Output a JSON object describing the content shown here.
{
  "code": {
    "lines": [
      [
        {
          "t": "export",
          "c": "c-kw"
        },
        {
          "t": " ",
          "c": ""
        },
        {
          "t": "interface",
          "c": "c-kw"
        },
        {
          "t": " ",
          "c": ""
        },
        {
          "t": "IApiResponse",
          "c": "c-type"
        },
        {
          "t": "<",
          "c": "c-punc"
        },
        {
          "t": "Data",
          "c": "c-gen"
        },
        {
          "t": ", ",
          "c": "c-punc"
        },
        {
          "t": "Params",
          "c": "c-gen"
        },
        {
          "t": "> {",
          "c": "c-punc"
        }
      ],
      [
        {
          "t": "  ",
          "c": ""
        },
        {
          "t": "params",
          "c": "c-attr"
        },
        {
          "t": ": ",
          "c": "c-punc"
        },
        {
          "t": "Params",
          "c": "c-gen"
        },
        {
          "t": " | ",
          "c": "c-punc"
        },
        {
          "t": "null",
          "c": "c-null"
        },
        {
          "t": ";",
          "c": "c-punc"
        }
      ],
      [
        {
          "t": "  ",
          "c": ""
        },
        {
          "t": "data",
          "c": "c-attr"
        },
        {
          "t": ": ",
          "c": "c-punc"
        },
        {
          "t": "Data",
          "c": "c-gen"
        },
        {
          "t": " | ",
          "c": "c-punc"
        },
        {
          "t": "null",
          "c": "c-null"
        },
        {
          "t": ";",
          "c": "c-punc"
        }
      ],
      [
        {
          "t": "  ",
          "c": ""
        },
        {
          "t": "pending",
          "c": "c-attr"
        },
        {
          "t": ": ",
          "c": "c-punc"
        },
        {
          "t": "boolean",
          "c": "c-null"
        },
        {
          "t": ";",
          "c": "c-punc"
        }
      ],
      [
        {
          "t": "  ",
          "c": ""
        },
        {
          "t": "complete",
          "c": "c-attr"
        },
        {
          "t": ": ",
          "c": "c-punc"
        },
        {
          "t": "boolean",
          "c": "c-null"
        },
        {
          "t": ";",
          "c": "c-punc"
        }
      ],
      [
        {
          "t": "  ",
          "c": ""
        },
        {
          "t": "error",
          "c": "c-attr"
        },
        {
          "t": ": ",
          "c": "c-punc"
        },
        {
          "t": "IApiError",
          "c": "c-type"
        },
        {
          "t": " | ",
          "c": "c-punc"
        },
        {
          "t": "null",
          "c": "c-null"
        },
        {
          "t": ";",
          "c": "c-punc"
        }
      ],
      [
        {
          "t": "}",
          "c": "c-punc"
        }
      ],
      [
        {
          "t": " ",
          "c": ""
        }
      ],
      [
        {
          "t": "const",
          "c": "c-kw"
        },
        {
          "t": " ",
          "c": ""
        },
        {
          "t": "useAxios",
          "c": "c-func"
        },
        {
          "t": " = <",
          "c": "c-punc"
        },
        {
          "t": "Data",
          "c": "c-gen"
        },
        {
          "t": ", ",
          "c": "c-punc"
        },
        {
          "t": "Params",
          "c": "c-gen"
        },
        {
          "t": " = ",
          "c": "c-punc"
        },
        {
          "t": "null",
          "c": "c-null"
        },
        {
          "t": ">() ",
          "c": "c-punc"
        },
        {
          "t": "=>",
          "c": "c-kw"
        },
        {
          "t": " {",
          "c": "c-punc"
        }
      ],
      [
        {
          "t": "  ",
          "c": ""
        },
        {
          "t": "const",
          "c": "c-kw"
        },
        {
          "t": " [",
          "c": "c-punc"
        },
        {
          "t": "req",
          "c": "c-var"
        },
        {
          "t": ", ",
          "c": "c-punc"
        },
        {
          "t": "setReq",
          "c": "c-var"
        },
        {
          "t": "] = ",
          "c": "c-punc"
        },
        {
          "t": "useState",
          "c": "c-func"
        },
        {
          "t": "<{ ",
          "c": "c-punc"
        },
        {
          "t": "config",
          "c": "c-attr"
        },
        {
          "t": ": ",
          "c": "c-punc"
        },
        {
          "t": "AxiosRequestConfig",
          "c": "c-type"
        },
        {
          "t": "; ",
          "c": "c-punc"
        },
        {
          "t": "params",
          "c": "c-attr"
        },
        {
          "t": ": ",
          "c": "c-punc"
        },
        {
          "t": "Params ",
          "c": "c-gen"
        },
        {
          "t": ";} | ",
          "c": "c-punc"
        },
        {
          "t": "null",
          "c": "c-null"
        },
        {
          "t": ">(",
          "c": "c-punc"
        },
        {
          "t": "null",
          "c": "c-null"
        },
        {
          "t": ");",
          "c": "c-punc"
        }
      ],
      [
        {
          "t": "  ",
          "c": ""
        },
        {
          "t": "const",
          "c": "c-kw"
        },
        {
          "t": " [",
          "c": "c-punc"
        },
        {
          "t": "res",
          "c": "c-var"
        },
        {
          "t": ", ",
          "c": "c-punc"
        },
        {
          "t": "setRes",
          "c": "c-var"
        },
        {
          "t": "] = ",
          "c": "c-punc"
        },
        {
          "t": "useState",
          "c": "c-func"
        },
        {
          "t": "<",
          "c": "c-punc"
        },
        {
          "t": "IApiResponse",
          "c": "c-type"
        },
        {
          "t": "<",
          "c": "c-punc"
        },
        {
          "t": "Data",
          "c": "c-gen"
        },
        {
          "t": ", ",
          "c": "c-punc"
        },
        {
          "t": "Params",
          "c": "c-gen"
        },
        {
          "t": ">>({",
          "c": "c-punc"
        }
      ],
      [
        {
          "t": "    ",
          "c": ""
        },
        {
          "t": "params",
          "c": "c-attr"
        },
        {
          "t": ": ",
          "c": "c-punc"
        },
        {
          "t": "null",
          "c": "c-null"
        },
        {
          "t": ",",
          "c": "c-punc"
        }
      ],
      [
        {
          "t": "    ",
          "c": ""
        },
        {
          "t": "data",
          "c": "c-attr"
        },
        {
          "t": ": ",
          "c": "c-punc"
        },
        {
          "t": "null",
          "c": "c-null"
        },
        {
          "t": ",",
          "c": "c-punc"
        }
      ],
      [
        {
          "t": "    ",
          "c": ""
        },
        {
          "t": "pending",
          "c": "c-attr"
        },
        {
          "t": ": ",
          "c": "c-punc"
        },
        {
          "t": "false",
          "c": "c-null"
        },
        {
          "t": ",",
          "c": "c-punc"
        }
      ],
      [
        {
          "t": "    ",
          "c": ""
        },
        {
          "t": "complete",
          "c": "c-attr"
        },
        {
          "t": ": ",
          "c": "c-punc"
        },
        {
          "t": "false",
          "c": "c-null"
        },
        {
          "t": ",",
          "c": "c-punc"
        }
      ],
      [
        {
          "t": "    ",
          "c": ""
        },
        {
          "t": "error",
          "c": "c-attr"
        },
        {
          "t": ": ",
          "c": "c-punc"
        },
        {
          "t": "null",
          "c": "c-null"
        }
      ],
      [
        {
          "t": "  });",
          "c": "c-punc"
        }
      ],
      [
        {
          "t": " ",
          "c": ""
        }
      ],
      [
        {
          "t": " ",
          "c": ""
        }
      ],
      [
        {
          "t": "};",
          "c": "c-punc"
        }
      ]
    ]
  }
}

§ What is being asked:
Nothing in the data may differ; print all of it exactly as written.

§ Reply:
Output a JSON object describing the content shown here.
{
  "code": {
    "lines": [
      [
        {
          "t": "export",
          "c": "c-kw"
        },
        {
          "t": " ",
          "c": ""
        },
        {
          "t": "interface",
          "c": "c-kw"
        },
        {
          "t": " ",
          "c": ""
        },
        {
          "t": "IApiResponse",
          "c": "c-type"
        },
        {
          "t": "<",
          "c": "c-punc"
        },
        {
          "t": "Data",
          "c": "c-gen"
        },
        {
          "t": ", ",
          "c": "c-punc"
        },
        {
          "t": "Params",
          "c": "c-gen"
        },
        {
          "t": "> {",
          "c": "c-punc"
        }
      ],
      [
        {
          "t": "  ",
          "c": ""
        },
        {
          "t": "params",
          "c": "c-attr"
        },
        {
          "t": ": ",
          "c": "c-punc"
        },
        {
          "t": "Params",
          "c": "c-gen"
        },
        {
          "t": " | ",
          "c": "c-punc"
        },
        {
          "t": "null",
          "c": "c-null"
        },
        {
          "t": ";",
          "c": "c-punc"
        }
      ],
      [
        {
          "t": "  ",
          "c": ""
        },
        {
          "t": "data",
          "c": "c-attr"
        },
        {
          "t": ": ",
          "c": "c-punc"
        },
        {
          "t": "Data",
          "c": "c-gen"
        },
        {
          "t": " | ",
          "c": "c-punc"
        },
        {
          "t": "null",
          "c": "c-null"
        },
        {
          "t": ";",
          "c": "c-punc"
        }
      ],
      [
        {
          "t": "  ",
          "c": ""
        },
        {
          "t": "pending",
          "c": "c-attr"
        },
        {
          "t": ": ",
          "c": "c-punc"
        },
        {
          "t": "boolean",
          "c": "c-null"
        },
        {
          "t": ";",
          "c": "c-punc"
        }
      ],
      [
        {
          "t": "  ",
          "c": ""
        },
        {
          "t": "complete",
          "c": "c-attr"
        },
        {
          "t": ": ",
          "c": "c-punc"
        },
        {
          "t": "boolean",
          "c": "c-null"
        },
        {
          "t": ";",
          "c": "c-punc"
        }
      ],
      [
        {
          "t": "  ",
          "c": ""
        },
        {
          "t": "error",
          "c": "c-attr"
        },
        {
          "t": ": ",
          "c": "c-punc"
        },
        {
          "t": "IApiError",
          "c": "c-type"
        },
        {
          "t": " | ",
          "c": "c-punc"
        },
        {
          "t": "null",
          "c": "c-null"
        },
        {
          "t": ";",
          "c": "c-punc"
        }
      ],
      [
        {
          "t": "}",
          "c": "c-punc"
        }
      ],
      [
        {
          "t": " ",
          "c": ""
        }
      ],
      [
        {
          "t": "const",
          "c": "c-kw"
        },
        {
          "t": " ",
          "c": ""
        },
        {
          "t": "useAxios",
          "c": "c-func"
        },
        {
          "t": " = <",
          "c": "c-punc"
        },
        {
          "t": "Data",
          "c": "c-gen"
        },
        {
          "t": ", ",
          "c": "c-punc"
        },
        {
          "t": "Params",
          "c": "c-gen"
        },
        {
          "t": " = ",
          "c": "c-punc"
        },
        {
          "t": "null",
          "c": "c-null"
        },
        {
          "t": ">() ",
          "c": "c-punc"
        },
        {
          "t": "=>",
          "c": "c-kw"
        },
        {
          "t": " {",
          "c": "c-punc"
        }
      ],
      [
        {
          "t": "  ",
          "c": ""
        },
        {
          "t": "const",
          "c": "c-kw"
        },
        {
          "t": " [",
          "c": "c-punc"
        },
        {
          "t": "req",
          "c": "c-var"
        },
        {
          "t": ", ",
          "c": "c-punc"
        },
        {
          "t": "setReq",
          "c": "c-var"
        },
        {
          "t": "] = ",
          "c": "c-punc"
        },
        {
          "t": "useState",
          "c": "c-func"
        },
        {
          "t": "<{ ",
          "c": "c-punc"
        },
        {
          "t": "config",
          "c": "c-attr"
        },
        {
          "t": ": ",
          "c": "c-punc"
        },
        {
          "t": "AxiosRequestConfig",
          "c": "c-type"
        },
        {
          "t": "; ",
          "c": "c-punc"
        },
        {
          "t": "params",
          "c": "c-attr"
        },
        {
          "t": ": ",
          "c": "c-punc"
        },
        {
          "t": "Params ",
          "c": "c-gen"
        },
        {
          "t": ";} | ",
          "c": "c-punc"
        },
        {
          "t": "null",
          "c": "c-null"
        },
        {
          "t": ">(",
          "c": "c-punc"
        },
        {
          "t": "null",
          "c": "c-null"
        },
        {
          "t": ");",
          "c": "c-punc"
        }
      ],
      [
        {
          "t": "  ",
          "c": ""
        },
        {
          "t": "const",
          "c": "c-kw"
        },
        {
          "t": " [",
          "c": "c-punc"
        },
        {
          "t": "res",
          "c": "c-var"
        },
        {
          "t": ", ",
          "c": "c-punc"
        },
        {
          "t": "setRes",
          "c": "c-var"
        },
        {
          "t": "] = ",
          "c": "c-punc"
        },
        {
          "t": "useState",
          "c": "c-func"
        },
        {
          "t": "<",
          "c": "c-punc"
        },
        {
          "t": "IApiResponse",
          "c": "c-type"
        },
        {
          "t": "<",
          "c": "c-punc"
        },
        {
          "t": "Data",
          "c": "c-gen"
        },
        {
          "t": ", ",
          "c": "c-punc"
        },
        {
          "t": "Params",
          "c": "c-gen"
        },
        {
          "t": ">>({",
          "c": "c-punc"
        }
      ],
      [
        {
          "t": "    ",
          "c": ""
        },
        {
          "t": "params",
          "c": "c-attr"
        },
        {
          "t": ": ",
          "c": "c-punc"
        },
        {
          "t": "null",
          "c": "c-null"
        },
        {
          "t": ",",
          "c": "c-punc"
        }
      ],
      [
        {
          "t": "    ",
          "c": ""
        },
        {
          "t": "data",
          "c": "c-attr"
        },
        {
          "t": ": ",
          "c": "c-punc"
        },
        {
          "t": "null",
          "c": "c-null"
        },
        {
          "t": ",",
          "c": "c-punc"
        }
      ],
      [
        {
          "t": "    ",
          "c": ""
        },
        {
          "t": "pending",
          "c": "c-attr"
        },
        {
          "t": ": ",
          "c": "c-punc"
        },
        {
          "t": "false",
          "c": "c-null"
        },
        {
          "t": ",",
          "c": "c-punc"
        }
      ],
      [
        {
          "t": "    ",
          "c": ""
        },
        {
          "t": "complete",
          "c": "c-attr"
        },
        {
          "t": ": ",
          "c": "c-punc"
        },
        {
          "t": "false",
          "c": "c-null"
        },
        {
          "t": ",",
          "c": "c-punc"
        }
      ],
      [
        {
          "t": "    ",
          "c": ""
        },
        {
          "t": "error",
          "c": "c-attr"
        },
        {
          "t": ": ",
          "c": "c-punc"
        },
        {
          "t": "null",
          "c": "c-null"
        }
      ],
      [
        {
          "t": "  });",
          "c": "c-punc"
        }
      ],
      [
        {
          "t": " ",
          "c": ""
        }
      ],
      [
        {
          "t": " ",
          "c": ""
        }
      ],
      [
        {
          "t": "};",
          "c": "c-punc"
        }
      ]
    ]
  }
}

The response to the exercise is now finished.